═════ Provided data

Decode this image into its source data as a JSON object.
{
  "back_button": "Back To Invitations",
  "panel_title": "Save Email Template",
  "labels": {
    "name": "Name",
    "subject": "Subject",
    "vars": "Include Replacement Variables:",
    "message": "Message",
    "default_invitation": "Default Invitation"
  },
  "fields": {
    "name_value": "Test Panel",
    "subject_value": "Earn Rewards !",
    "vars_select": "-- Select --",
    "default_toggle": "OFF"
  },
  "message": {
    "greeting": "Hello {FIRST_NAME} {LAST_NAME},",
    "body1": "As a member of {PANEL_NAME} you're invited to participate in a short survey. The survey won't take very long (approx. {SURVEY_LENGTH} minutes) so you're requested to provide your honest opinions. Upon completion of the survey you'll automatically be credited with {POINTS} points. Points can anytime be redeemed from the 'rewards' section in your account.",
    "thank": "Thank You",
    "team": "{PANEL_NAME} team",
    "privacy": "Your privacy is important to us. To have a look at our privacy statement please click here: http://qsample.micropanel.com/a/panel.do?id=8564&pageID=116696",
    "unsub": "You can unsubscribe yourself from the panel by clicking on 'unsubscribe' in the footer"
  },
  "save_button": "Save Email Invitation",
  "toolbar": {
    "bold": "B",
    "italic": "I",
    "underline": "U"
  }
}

══════════
═════ Provided data

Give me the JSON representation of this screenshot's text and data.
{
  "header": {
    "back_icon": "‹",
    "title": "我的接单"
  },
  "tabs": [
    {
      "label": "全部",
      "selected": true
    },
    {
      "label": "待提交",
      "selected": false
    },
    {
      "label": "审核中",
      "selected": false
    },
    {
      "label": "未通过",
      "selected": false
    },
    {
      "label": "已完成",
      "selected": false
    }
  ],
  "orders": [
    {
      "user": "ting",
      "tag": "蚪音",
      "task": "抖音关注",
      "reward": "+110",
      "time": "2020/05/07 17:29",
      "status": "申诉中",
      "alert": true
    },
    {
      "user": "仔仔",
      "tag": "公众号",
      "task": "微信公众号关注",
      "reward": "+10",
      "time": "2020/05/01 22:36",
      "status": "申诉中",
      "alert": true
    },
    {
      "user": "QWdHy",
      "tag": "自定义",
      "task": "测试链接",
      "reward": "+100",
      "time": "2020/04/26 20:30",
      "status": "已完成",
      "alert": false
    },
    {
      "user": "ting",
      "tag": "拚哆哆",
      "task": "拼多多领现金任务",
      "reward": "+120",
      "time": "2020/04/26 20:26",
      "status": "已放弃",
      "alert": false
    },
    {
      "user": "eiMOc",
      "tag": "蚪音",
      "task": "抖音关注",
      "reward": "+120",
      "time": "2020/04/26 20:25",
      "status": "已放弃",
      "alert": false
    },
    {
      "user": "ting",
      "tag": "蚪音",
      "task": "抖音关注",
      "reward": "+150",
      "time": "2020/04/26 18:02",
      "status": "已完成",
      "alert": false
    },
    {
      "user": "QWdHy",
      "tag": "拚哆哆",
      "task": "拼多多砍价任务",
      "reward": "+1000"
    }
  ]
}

══════════
═════ Provided data

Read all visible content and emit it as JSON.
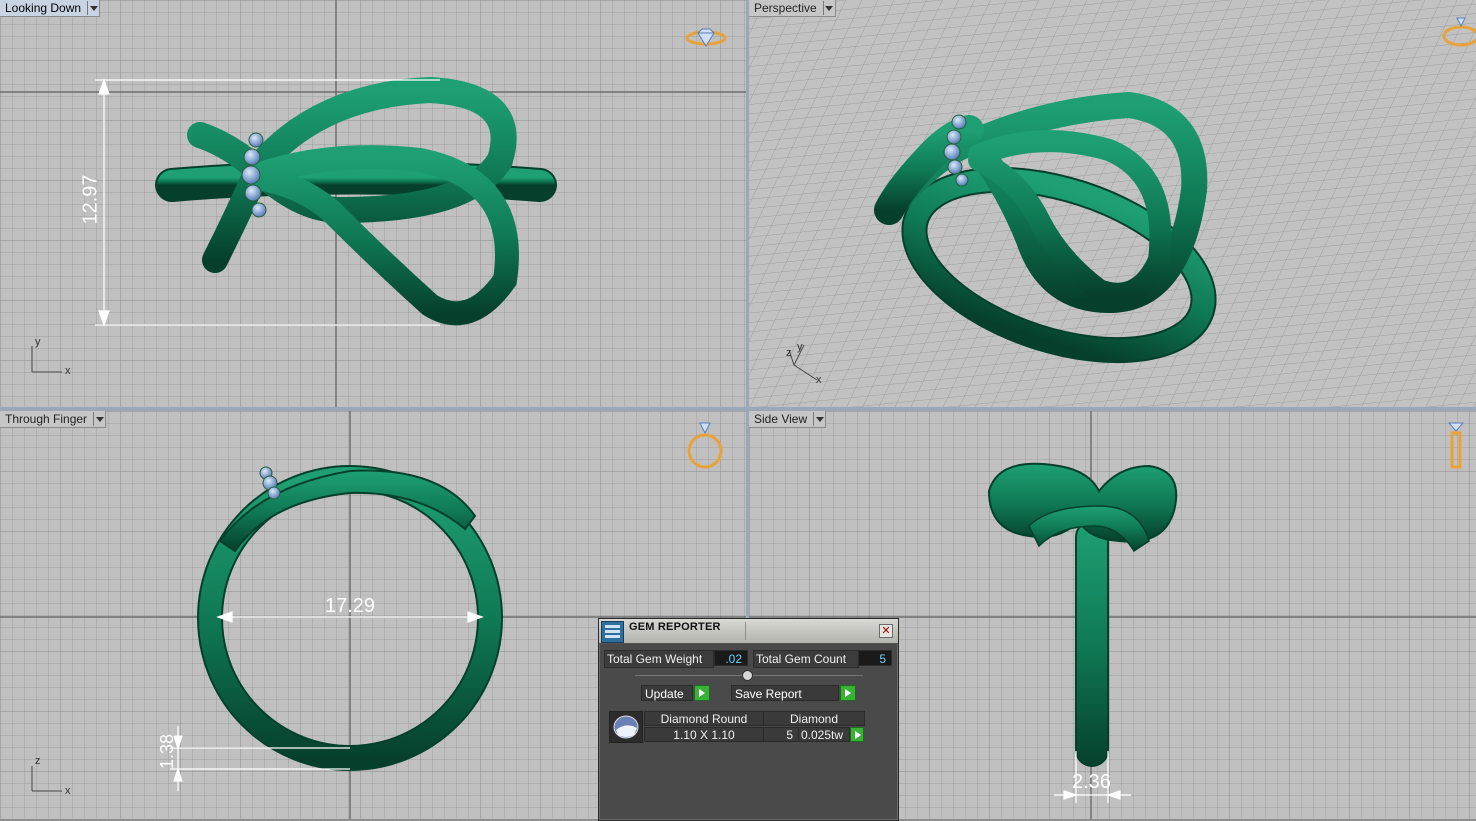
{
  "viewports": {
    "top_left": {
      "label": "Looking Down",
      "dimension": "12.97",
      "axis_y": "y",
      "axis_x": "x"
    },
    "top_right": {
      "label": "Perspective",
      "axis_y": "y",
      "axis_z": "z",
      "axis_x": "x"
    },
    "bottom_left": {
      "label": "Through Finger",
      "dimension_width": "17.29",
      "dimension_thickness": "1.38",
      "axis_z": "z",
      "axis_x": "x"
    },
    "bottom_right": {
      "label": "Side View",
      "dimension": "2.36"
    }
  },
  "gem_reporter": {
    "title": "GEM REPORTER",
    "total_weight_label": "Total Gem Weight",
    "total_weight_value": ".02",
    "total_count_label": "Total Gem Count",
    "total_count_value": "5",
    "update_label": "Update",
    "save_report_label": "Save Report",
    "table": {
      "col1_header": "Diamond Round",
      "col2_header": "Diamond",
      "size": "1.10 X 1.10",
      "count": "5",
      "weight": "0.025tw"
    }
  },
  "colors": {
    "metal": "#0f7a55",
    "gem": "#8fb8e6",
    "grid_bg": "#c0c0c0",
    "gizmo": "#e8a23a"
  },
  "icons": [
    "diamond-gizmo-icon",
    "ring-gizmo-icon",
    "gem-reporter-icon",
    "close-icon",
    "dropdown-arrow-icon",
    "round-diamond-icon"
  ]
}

══════════

#### [What you are asked to do]
Determine how many of the lines above hold the word "from", and output that number by itself.

#### [Expected answer]
2